Return each line of the records with nothing changed, pictures excepted.

* Part of a data file *
-------
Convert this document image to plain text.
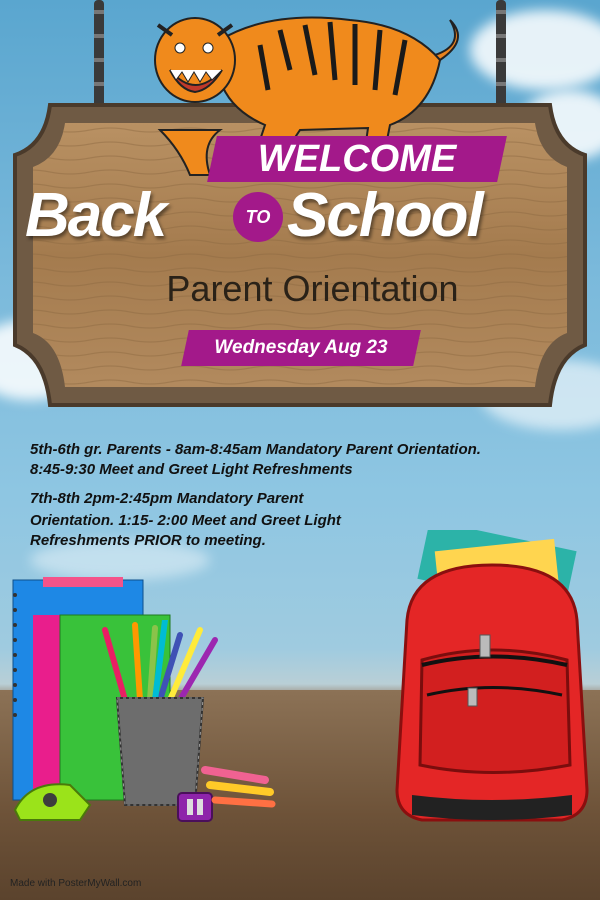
WELCOME
Back	TO School
Parent Orientation
Wednesday Aug 23
5th-6th gr. Parents - 8am-8:45am Mandatory Parent Orientation.
8:45-9:30 Meet and Greet Light Refreshments
7th-8th 2pm-2:45pm Mandatory Parent
Orientation. 1:15- 2:00 Meet and Greet Light
Refreshments PRIOR to meeting.
Made with PosterMyWall.com
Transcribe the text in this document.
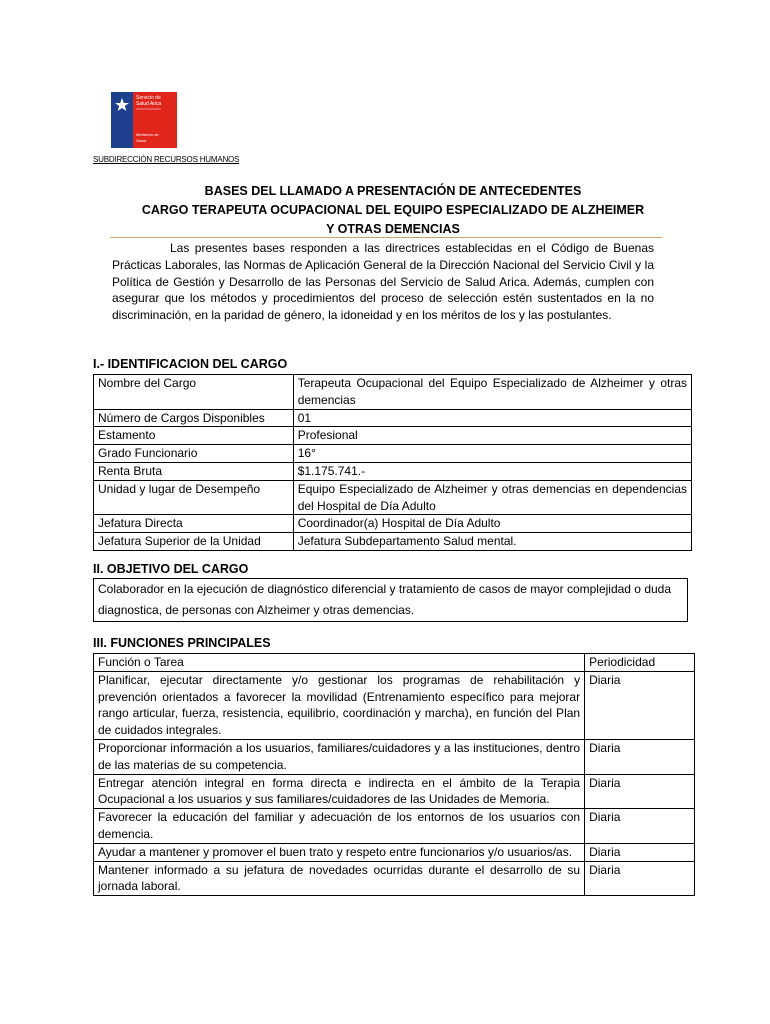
Servicio de
Salud Arica
Ministerio de
Salud
SUBDIRECCIÓN RECURSOS HUMANOS
BASES DEL LLAMADO A PRESENTACIÓN DE ANTECEDENTES
CARGO TERAPEUTA OCUPACIONAL DEL EQUIPO ESPECIALIZADO DE ALZHEIMER
Y OTRAS DEMENCIAS

Las presentes bases responden a las directrices establecidas en el Código de Buenas Prácticas Laborales, las Normas de Aplicación General de la Dirección Nacional del Servicio Civil y la Política de Gestión y Desarrollo de las Personas del Servicio de Salud Arica. Además, cumplen con asegurar que los métodos y procedimientos del proceso de selección estén sustentados en la no discriminación, en la paridad de género, la idoneidad y en los méritos de los y las postulantes.

I.- IDENTIFICACION DEL CARGO
Nombre del Cargo	Terapeuta Ocupacional del Equipo Especializado de Alzheimer y otras demencias
Número de Cargos Disponibles	01
Estamento	Profesional
Grado Funcionario	16°
Renta Bruta	$1.175.741.-
Unidad y lugar de Desempeño	Equipo Especializado de Alzheimer y otras demencias en dependencias del Hospital de Día Adulto
Jefatura Directa	Coordinador(a) Hospital de Día Adulto
Jefatura Superior de la Unidad	Jefatura Subdepartamento Salud mental.
II. OBJETIVO DEL CARGO
Colaborador en la ejecución de diagnóstico diferencial y tratamiento de casos de mayor complejidad o duda diagnostica, de personas con Alzheimer y otras demencias.
III. FUNCIONES PRINCIPALES
Función o Tarea	Periodicidad
Planificar, ejecutar directamente y/o gestionar los programas de rehabilitación y prevención orientados a favorecer la movilidad (Entrenamiento específico para mejorar rango articular, fuerza, resistencia, equilibrio, coordinación y marcha), en función del Plan de cuidados integrales.	Diaria
Proporcionar información a los usuarios, familiares/cuidadores y a las instituciones, dentro de las materias de su competencia.	Diaria
Entregar atención integral en forma directa e indirecta en el ámbito de la Terapia Ocupacional a los usuarios y sus familiares/cuidadores de las Unidades de Memoria.	Diaria
Favorecer la educación del familiar y adecuación de los entornos de los usuarios con demencia.	Diaria
Ayudar a mantener y promover el buen trato y respeto entre funcionarios y/o usuarios/as.	Diaria
Mantener informado a su jefatura de novedades ocurridas durante el desarrollo de su jornada laboral.	Diaria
-------
* Full solution *
Convert this document image to plain text.
WELCOME
Back	TO School
Parent Orientation
Wednesday Aug 23
5th-6th gr. Parents - 8am-8:45am Mandatory Parent Orientation.
8:45-9:30 Meet and Greet Light Refreshments
7th-8th 2pm-2:45pm Mandatory Parent
Orientation. 1:15- 2:00 Meet and Greet Light
Refreshments PRIOR to meeting.
Made with PosterMyWall.com
Transcribe the text in this document.
Servicio de
Salud Arica
Ministerio de
Salud
SUBDIRECCIÓN RECURSOS HUMANOS
BASES DEL LLAMADO A PRESENTACIÓN DE ANTECEDENTES
CARGO TERAPEUTA OCUPACIONAL DEL EQUIPO ESPECIALIZADO DE ALZHEIMER
Y OTRAS DEMENCIAS

Las presentes bases responden a las directrices establecidas en el Código de Buenas Prácticas Laborales, las Normas de Aplicación General de la Dirección Nacional del Servicio Civil y la Política de Gestión y Desarrollo de las Personas del Servicio de Salud Arica. Además, cumplen con asegurar que los métodos y procedimientos del proceso de selección estén sustentados en la no discriminación, en la paridad de género, la idoneidad y en los méritos de los y las postulantes.

I.- IDENTIFICACION DEL CARGO
Nombre del Cargo	Terapeuta Ocupacional del Equipo Especializado de Alzheimer y otras demencias
Número de Cargos Disponibles	01
Estamento	Profesional
Grado Funcionario	16°
Renta Bruta	$1.175.741.-
Unidad y lugar de Desempeño	Equipo Especializado de Alzheimer y otras demencias en dependencias del Hospital de Día Adulto
Jefatura Directa	Coordinador(a) Hospital de Día Adulto
Jefatura Superior de la Unidad	Jefatura Subdepartamento Salud mental.
II. OBJETIVO DEL CARGO
Colaborador en la ejecución de diagnóstico diferencial y tratamiento de casos de mayor complejidad o duda diagnostica, de personas con Alzheimer y otras demencias.
III. FUNCIONES PRINCIPALES
Función o Tarea	Periodicidad
Planificar, ejecutar directamente y/o gestionar los programas de rehabilitación y prevención orientados a favorecer la movilidad (Entrenamiento específico para mejorar rango articular, fuerza, resistencia, equilibrio, coordinación y marcha), en función del Plan de cuidados integrales.	Diaria
Proporcionar información a los usuarios, familiares/cuidadores y a las instituciones, dentro de las materias de su competencia.	Diaria
Entregar atención integral en forma directa e indirecta en el ámbito de la Terapia Ocupacional a los usuarios y sus familiares/cuidadores de las Unidades de Memoria.	Diaria
Favorecer la educación del familiar y adecuación de los entornos de los usuarios con demencia.	Diaria
Ayudar a mantener y promover el buen trato y respeto entre funcionarios y/o usuarios/as.	Diaria
Mantener informado a su jefatura de novedades ocurridas durante el desarrollo de su jornada laboral.	Diaria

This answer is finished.